AIM -> Go through the lines below. Copy those with "冶金机械液压".

Dataset items ->
------------------------------

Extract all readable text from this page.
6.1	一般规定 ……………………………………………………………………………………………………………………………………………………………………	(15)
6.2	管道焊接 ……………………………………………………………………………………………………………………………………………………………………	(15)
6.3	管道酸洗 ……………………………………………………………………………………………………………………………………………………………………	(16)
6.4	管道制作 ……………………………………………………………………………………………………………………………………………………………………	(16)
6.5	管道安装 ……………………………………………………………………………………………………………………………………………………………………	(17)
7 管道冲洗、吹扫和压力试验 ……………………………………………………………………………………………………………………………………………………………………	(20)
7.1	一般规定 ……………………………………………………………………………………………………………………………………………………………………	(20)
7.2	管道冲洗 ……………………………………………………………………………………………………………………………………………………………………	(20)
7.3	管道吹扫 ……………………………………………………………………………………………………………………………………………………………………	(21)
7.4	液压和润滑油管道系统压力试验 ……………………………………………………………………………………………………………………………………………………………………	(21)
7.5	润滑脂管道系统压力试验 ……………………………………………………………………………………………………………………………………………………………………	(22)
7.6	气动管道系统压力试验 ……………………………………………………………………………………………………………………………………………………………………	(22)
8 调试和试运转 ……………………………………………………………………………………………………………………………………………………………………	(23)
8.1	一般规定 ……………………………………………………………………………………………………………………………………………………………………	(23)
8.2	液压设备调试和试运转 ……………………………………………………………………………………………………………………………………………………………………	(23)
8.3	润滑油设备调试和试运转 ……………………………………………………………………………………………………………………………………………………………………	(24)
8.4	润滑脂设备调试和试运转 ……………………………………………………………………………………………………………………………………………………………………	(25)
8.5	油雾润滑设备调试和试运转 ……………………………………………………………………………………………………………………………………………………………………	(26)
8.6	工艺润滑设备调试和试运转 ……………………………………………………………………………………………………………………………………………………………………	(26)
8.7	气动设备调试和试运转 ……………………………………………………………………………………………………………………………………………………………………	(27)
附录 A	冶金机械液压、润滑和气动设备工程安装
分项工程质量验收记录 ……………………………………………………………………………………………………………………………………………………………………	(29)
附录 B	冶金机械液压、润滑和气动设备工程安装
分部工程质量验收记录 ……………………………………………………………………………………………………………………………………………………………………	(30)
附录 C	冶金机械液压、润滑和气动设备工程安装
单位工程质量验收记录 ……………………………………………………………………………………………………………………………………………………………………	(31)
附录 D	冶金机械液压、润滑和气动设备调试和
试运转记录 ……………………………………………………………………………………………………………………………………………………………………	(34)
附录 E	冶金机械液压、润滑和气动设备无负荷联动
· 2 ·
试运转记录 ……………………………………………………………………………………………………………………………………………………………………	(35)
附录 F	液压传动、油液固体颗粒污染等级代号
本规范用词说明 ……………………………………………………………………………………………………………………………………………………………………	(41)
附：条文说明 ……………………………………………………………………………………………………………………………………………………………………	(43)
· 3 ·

------------------------------

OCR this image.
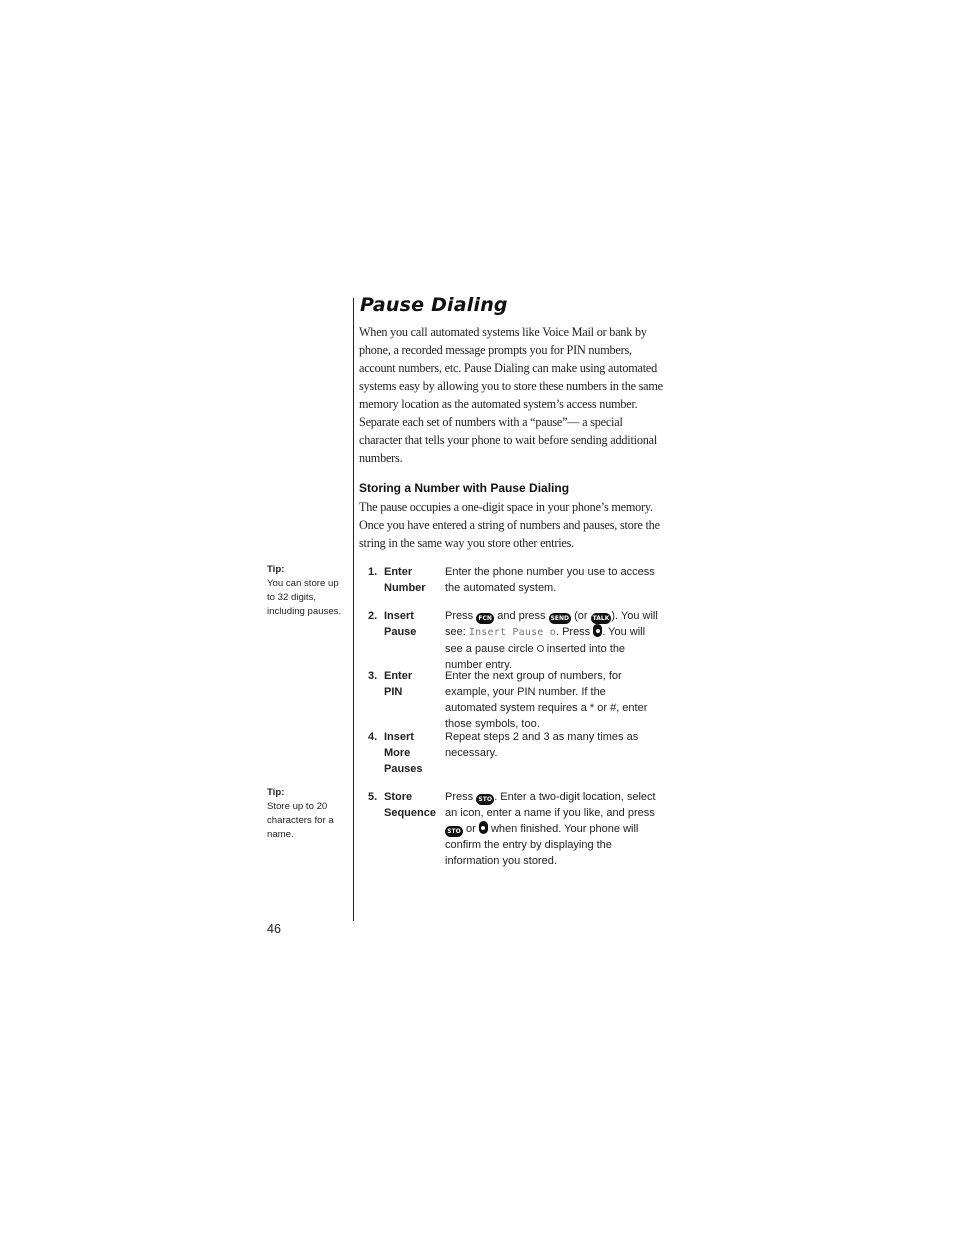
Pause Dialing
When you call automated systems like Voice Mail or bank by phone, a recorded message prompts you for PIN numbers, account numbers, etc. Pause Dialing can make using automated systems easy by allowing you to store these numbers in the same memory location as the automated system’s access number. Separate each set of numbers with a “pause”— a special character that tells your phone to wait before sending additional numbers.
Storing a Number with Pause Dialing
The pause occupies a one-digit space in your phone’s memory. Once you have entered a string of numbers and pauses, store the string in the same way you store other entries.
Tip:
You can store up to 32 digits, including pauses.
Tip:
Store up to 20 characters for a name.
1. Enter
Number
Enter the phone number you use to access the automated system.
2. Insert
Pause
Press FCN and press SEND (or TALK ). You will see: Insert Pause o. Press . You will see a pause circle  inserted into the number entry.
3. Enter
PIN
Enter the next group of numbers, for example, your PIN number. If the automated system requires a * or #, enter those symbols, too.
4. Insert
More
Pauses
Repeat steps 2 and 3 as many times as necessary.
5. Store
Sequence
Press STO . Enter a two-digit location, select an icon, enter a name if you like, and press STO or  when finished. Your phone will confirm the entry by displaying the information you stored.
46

------------------------------

SOLUTION FOR THIS TASK ->
附录 A	冶金机械液压、润滑和气动设备工程安装
附录 B	冶金机械液压、润滑和气动设备工程安装
附录 C	冶金机械液压、润滑和气动设备工程安装
附录 D	冶金机械液压、润滑和气动设备调试和
附录 E	冶金机械液压、润滑和气动设备无负荷联动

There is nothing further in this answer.